**Stored items from a collection:**
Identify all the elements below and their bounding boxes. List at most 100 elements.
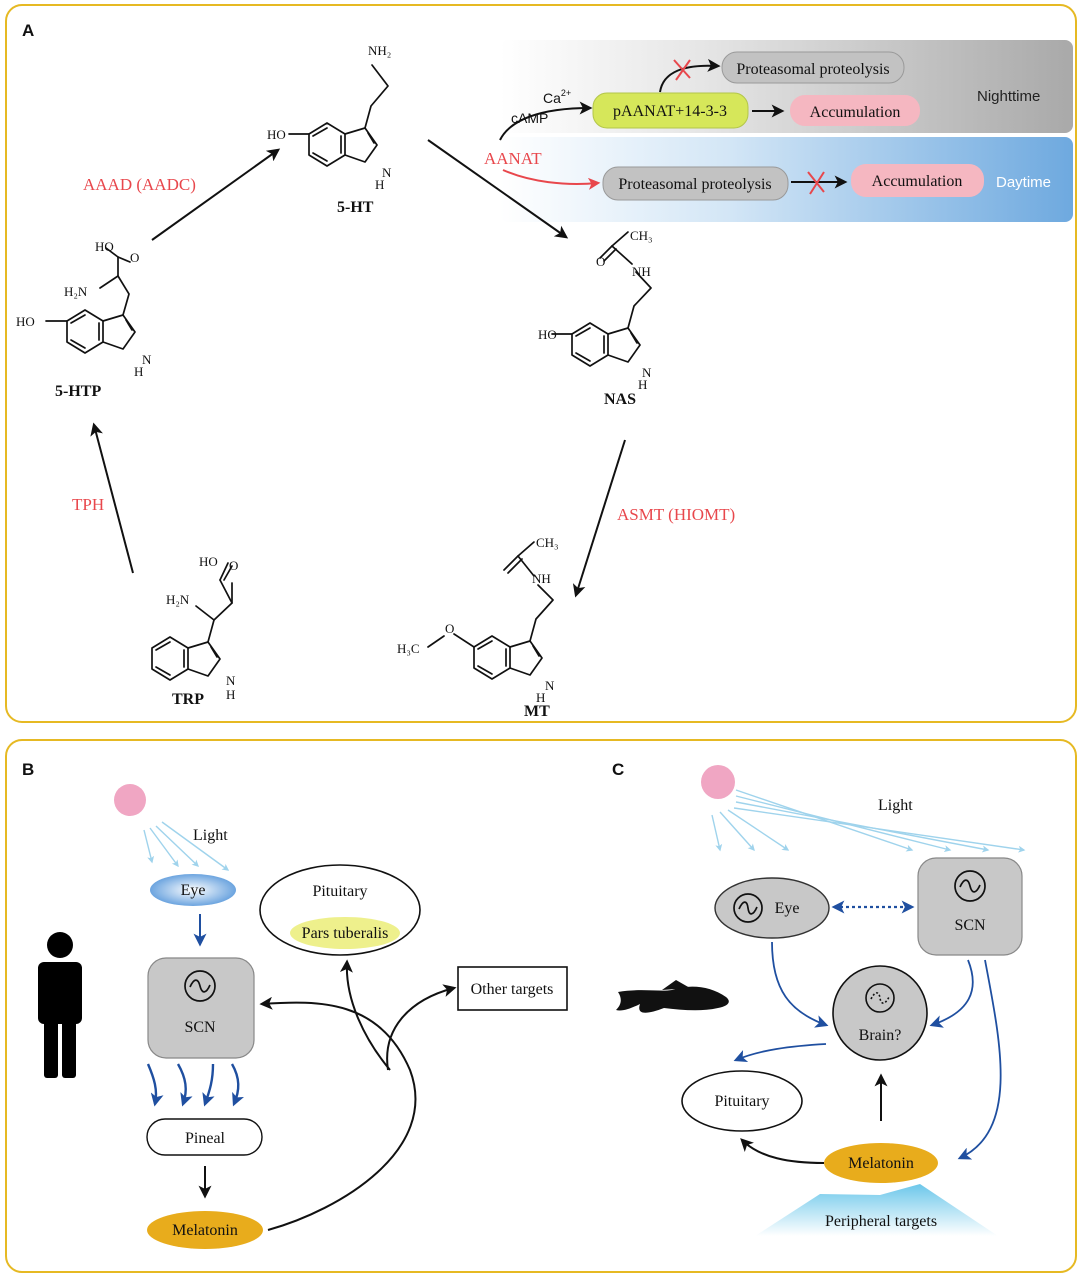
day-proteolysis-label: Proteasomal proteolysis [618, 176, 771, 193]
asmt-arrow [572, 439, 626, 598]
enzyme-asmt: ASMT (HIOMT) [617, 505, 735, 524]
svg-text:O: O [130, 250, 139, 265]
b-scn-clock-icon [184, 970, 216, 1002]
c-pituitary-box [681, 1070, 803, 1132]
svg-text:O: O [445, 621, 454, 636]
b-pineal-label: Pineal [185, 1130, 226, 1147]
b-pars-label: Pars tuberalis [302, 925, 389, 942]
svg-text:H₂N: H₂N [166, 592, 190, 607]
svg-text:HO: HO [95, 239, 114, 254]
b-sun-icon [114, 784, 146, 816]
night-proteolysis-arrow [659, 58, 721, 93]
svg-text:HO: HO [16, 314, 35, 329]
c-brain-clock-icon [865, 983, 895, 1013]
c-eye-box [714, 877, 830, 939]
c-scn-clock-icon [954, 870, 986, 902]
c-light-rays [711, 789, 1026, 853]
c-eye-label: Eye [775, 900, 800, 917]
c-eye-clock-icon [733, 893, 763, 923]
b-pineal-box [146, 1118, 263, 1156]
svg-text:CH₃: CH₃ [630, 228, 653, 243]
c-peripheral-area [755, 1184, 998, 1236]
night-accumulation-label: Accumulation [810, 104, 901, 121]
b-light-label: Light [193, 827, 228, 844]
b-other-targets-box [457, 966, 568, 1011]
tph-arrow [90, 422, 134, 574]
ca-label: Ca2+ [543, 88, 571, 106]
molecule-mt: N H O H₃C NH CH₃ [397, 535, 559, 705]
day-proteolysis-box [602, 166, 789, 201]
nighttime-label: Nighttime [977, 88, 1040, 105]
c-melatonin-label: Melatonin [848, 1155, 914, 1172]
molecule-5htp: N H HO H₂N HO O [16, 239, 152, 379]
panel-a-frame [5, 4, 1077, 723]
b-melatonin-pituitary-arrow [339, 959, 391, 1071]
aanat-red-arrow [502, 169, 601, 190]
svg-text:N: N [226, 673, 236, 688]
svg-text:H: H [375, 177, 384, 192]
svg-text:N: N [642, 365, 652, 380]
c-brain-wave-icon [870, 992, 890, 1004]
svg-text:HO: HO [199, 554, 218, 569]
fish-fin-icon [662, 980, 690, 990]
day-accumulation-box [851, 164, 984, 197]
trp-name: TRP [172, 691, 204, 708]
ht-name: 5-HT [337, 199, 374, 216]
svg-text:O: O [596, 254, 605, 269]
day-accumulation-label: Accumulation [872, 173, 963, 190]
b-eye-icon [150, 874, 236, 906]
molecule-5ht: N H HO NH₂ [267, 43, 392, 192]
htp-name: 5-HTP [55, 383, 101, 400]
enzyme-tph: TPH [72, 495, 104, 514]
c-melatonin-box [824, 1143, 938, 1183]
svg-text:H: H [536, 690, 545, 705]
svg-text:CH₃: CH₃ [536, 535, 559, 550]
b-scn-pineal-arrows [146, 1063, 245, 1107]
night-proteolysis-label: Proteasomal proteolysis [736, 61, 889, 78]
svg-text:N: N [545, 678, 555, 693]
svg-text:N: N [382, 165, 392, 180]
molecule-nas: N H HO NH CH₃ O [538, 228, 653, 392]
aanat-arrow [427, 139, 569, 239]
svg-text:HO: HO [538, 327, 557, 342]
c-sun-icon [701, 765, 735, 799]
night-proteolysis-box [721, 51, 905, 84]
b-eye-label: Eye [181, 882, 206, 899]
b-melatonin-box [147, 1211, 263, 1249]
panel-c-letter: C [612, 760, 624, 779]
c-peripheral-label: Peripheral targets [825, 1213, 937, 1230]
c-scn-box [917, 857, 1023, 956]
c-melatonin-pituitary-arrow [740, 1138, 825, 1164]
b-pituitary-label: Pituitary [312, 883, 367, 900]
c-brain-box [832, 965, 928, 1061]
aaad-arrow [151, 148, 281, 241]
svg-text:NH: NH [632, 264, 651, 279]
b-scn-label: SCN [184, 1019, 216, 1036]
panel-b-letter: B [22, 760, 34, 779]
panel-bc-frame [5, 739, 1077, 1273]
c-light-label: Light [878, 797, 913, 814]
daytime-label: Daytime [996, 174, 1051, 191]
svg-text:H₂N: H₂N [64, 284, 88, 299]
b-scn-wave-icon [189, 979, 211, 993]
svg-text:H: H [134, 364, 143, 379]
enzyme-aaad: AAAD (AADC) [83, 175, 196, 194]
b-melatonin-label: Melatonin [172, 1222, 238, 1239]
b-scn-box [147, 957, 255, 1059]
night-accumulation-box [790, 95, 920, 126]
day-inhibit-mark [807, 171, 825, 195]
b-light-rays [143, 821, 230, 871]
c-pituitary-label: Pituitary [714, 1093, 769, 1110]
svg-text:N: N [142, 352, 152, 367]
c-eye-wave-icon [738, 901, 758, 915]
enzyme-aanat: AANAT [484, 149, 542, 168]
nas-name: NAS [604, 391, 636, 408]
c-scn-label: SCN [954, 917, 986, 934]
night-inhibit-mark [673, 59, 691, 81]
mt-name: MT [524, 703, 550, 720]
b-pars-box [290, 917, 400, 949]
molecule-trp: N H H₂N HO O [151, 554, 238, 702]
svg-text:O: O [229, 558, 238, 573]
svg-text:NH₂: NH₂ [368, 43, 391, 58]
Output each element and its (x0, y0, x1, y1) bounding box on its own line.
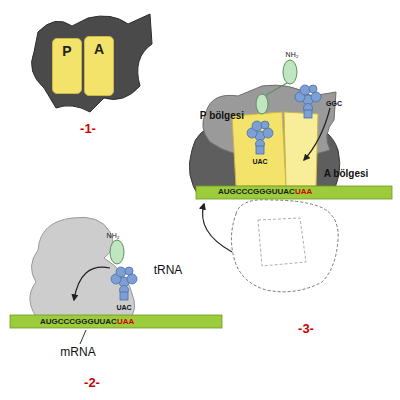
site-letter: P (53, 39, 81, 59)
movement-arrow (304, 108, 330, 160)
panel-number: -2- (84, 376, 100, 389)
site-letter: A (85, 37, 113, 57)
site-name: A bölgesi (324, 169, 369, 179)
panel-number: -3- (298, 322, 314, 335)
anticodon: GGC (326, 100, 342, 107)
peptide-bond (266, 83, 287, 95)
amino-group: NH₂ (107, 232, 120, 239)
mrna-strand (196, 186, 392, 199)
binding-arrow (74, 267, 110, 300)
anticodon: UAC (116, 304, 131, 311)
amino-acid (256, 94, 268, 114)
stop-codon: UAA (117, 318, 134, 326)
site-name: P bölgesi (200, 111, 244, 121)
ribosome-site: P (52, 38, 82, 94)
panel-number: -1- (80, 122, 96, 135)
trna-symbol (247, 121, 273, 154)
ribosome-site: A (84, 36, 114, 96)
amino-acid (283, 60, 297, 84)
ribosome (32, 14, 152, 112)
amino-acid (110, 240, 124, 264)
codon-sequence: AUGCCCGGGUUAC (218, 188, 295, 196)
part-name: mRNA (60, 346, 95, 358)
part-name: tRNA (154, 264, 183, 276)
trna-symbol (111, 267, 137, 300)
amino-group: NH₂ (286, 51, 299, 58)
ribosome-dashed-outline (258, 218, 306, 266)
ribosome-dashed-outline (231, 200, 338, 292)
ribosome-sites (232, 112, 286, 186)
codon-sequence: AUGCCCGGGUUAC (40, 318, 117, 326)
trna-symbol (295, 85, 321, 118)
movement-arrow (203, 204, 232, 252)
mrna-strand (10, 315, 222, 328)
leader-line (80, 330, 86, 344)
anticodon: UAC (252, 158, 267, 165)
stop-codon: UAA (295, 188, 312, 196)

**What you have to do:** A single figure, the number of lines above with the word "proteolysis", is the whole answer.

**Task answer:** 5